(begin)
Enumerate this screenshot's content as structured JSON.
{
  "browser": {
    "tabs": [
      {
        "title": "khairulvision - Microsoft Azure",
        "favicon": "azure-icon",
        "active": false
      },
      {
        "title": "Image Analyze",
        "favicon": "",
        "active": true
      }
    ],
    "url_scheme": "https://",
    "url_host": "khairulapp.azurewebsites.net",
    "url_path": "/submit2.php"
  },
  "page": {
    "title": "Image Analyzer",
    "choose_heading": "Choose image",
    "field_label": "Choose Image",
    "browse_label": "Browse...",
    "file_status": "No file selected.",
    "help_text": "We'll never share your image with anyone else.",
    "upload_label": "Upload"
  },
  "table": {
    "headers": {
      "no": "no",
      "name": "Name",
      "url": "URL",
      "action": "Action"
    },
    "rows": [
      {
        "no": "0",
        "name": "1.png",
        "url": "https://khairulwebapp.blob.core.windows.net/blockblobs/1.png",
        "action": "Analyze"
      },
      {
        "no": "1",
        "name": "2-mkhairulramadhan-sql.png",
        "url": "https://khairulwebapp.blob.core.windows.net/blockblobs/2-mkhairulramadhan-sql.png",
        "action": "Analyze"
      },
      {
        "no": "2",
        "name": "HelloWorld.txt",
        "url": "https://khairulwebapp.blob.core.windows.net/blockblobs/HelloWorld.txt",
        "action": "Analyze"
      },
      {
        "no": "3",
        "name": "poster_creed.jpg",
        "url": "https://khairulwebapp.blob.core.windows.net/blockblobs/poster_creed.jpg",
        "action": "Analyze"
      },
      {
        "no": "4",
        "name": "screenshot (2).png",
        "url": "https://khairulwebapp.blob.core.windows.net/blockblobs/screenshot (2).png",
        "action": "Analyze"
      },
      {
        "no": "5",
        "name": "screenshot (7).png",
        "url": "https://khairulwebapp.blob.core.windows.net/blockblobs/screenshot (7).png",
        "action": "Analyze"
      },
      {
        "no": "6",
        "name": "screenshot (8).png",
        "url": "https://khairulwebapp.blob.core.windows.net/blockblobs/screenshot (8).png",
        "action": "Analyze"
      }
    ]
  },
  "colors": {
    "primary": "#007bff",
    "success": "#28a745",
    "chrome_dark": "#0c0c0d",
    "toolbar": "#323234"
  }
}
(end)
Where a line contains "name", copy that line.

* _Task result_:
      "name": "Name",
        "name": "1.png",
        "name": "2-mkhairulramadhan-sql.png",
        "name": "HelloWorld.txt",
        "name": "poster_creed.jpg",
        "name": "screenshot (2).png",
        "name": "screenshot (7).png",
        "name": "screenshot (8).png",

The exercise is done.